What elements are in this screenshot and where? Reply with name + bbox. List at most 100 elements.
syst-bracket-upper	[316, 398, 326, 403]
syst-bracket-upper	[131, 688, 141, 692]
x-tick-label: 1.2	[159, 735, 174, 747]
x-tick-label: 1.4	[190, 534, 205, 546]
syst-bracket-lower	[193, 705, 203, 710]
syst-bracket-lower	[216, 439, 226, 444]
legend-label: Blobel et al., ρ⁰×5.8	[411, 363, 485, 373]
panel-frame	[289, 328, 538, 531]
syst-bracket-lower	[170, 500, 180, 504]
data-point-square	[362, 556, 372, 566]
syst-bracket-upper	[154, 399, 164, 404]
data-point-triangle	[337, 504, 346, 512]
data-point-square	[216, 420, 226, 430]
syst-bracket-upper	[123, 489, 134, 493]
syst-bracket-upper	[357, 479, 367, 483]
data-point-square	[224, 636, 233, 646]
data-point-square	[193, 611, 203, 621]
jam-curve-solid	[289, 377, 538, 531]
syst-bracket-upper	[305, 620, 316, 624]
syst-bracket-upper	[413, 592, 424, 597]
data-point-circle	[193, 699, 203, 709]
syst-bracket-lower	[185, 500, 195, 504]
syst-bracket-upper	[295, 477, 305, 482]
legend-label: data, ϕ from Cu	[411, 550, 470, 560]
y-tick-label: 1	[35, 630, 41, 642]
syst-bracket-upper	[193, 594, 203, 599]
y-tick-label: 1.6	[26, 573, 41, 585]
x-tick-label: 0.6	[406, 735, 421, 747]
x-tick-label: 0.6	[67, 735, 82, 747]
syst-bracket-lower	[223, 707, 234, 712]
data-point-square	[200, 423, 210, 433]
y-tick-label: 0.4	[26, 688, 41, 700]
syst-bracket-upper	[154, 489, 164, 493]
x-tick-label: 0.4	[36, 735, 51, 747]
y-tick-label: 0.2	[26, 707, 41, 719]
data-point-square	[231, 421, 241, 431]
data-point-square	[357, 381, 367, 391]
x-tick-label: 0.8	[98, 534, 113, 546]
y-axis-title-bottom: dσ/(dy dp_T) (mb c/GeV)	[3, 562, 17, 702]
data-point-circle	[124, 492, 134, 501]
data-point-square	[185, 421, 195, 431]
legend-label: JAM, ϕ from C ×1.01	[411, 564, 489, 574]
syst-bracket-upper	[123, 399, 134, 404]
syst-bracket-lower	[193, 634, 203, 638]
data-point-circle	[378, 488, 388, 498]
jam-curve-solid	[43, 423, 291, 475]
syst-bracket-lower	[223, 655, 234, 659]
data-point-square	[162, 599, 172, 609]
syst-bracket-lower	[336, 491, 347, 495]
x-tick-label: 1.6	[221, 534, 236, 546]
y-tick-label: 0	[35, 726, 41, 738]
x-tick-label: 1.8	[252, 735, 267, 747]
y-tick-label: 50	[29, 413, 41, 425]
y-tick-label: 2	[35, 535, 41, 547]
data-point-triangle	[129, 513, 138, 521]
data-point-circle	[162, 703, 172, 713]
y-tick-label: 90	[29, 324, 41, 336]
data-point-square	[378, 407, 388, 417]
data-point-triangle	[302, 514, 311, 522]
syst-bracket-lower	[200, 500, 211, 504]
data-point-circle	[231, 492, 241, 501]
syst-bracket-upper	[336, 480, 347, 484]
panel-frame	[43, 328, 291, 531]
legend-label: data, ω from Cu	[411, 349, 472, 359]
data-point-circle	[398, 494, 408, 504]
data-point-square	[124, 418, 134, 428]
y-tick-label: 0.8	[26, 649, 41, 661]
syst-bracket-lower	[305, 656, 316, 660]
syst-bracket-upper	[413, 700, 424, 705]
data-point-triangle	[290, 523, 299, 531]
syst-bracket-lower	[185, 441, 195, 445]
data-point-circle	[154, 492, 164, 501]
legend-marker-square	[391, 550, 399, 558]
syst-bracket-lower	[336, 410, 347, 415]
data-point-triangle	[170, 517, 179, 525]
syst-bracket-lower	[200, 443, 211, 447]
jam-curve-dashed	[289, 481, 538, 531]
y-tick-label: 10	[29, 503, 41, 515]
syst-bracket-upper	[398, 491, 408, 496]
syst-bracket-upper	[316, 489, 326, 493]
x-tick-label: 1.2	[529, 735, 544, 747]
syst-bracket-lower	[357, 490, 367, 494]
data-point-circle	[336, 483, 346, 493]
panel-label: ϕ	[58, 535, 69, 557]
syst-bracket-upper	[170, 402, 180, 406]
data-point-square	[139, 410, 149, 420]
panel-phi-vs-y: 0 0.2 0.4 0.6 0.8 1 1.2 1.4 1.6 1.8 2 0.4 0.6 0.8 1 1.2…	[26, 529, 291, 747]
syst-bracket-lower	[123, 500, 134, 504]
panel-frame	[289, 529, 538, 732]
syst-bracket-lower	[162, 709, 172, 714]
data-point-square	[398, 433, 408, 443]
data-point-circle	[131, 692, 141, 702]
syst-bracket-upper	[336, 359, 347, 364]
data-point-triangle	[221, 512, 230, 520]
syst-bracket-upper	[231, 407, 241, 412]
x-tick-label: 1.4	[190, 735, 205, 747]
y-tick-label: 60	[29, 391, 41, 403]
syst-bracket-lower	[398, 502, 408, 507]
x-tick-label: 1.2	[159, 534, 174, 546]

____________________

[Task to carry out] Could you copy out all of the material above once more, line by line, with every character unchanged?

[Written reply]
What elements are in this screenshot and where? Reply with name + bbox. List at most 100 elements.
syst-bracket-upper	[316, 398, 326, 403]
syst-bracket-upper	[131, 688, 141, 692]
x-tick-label: 1.2	[159, 735, 174, 747]
x-tick-label: 1.4	[190, 534, 205, 546]
syst-bracket-lower	[193, 705, 203, 710]
syst-bracket-lower	[216, 439, 226, 444]
legend-label: Blobel et al., ρ⁰×5.8	[411, 363, 485, 373]
panel-frame	[289, 328, 538, 531]
syst-bracket-lower	[170, 500, 180, 504]
data-point-square	[362, 556, 372, 566]
syst-bracket-upper	[154, 399, 164, 404]
data-point-triangle	[337, 504, 346, 512]
data-point-square	[216, 420, 226, 430]
syst-bracket-upper	[123, 489, 134, 493]
syst-bracket-upper	[357, 479, 367, 483]
data-point-square	[224, 636, 233, 646]
data-point-square	[193, 611, 203, 621]
jam-curve-solid	[289, 377, 538, 531]
syst-bracket-upper	[305, 620, 316, 624]
syst-bracket-upper	[413, 592, 424, 597]
data-point-circle	[193, 699, 203, 709]
syst-bracket-lower	[185, 500, 195, 504]
syst-bracket-upper	[295, 477, 305, 482]
legend-label: data, ϕ from Cu	[411, 550, 470, 560]
y-tick-label: 1	[35, 630, 41, 642]
syst-bracket-upper	[193, 594, 203, 599]
y-tick-label: 1.6	[26, 573, 41, 585]
x-tick-label: 0.6	[406, 735, 421, 747]
x-tick-label: 0.6	[67, 735, 82, 747]
syst-bracket-lower	[223, 707, 234, 712]
data-point-square	[200, 423, 210, 433]
y-tick-label: 0.4	[26, 688, 41, 700]
syst-bracket-upper	[154, 489, 164, 493]
x-tick-label: 0.4	[36, 735, 51, 747]
y-tick-label: 0.2	[26, 707, 41, 719]
data-point-square	[231, 421, 241, 431]
data-point-square	[357, 381, 367, 391]
x-tick-label: 0.8	[98, 534, 113, 546]
y-axis-title-bottom: dσ/(dy dp_T) (mb c/GeV)	[3, 562, 17, 702]
data-point-circle	[124, 492, 134, 501]
data-point-square	[185, 421, 195, 431]
legend-label: JAM, ϕ from C ×1.01	[411, 564, 489, 574]
syst-bracket-upper	[123, 399, 134, 404]
syst-bracket-lower	[193, 634, 203, 638]
data-point-circle	[378, 488, 388, 498]
jam-curve-solid	[43, 423, 291, 475]
syst-bracket-lower	[223, 655, 234, 659]
data-point-square	[162, 599, 172, 609]
syst-bracket-lower	[336, 491, 347, 495]
x-tick-label: 1.6	[221, 534, 236, 546]
y-tick-label: 0	[35, 726, 41, 738]
x-tick-label: 1.8	[252, 735, 267, 747]
y-tick-label: 50	[29, 413, 41, 425]
y-tick-label: 2	[35, 535, 41, 547]
data-point-triangle	[129, 513, 138, 521]
data-point-circle	[162, 703, 172, 713]
y-tick-label: 90	[29, 324, 41, 336]
data-point-square	[378, 407, 388, 417]
data-point-triangle	[302, 514, 311, 522]
syst-bracket-lower	[200, 500, 211, 504]
data-point-circle	[231, 492, 241, 501]
syst-bracket-upper	[336, 480, 347, 484]
panel-frame	[43, 328, 291, 531]
legend-label: data, ω from Cu	[411, 349, 472, 359]
data-point-circle	[398, 494, 408, 504]
data-point-square	[124, 418, 134, 428]
y-tick-label: 0.8	[26, 649, 41, 661]
syst-bracket-lower	[305, 656, 316, 660]
syst-bracket-upper	[413, 700, 424, 705]
data-point-triangle	[290, 523, 299, 531]
syst-bracket-lower	[185, 441, 195, 445]
data-point-circle	[154, 492, 164, 501]
legend-marker-square	[391, 550, 399, 558]
syst-bracket-lower	[336, 410, 347, 415]
data-point-triangle	[170, 517, 179, 525]
syst-bracket-lower	[200, 443, 211, 447]
jam-curve-dashed	[289, 481, 538, 531]
y-tick-label: 10	[29, 503, 41, 515]
syst-bracket-upper	[398, 491, 408, 496]
syst-bracket-upper	[316, 489, 326, 493]
x-tick-label: 1.2	[529, 735, 544, 747]
syst-bracket-lower	[357, 490, 367, 494]
data-point-circle	[336, 483, 346, 493]
panel-label: ϕ	[58, 535, 69, 557]
syst-bracket-upper	[170, 402, 180, 406]
data-point-square	[139, 410, 149, 420]
panel-phi-vs-y: 0 0.2 0.4 0.6 0.8 1 1.2 1.4 1.6 1.8 2 0.4 0.6 0.8 1 1.2…	[26, 529, 291, 747]
syst-bracket-lower	[123, 500, 134, 504]
panel-frame	[289, 529, 538, 732]
syst-bracket-lower	[162, 709, 172, 714]
data-point-square	[398, 433, 408, 443]
data-point-circle	[131, 692, 141, 702]
syst-bracket-upper	[336, 359, 347, 364]
data-point-triangle	[221, 512, 230, 520]
syst-bracket-upper	[231, 407, 241, 412]
x-tick-label: 1.4	[190, 735, 205, 747]
y-tick-label: 60	[29, 391, 41, 403]
syst-bracket-lower	[398, 502, 408, 507]
x-tick-label: 1.2	[159, 534, 174, 546]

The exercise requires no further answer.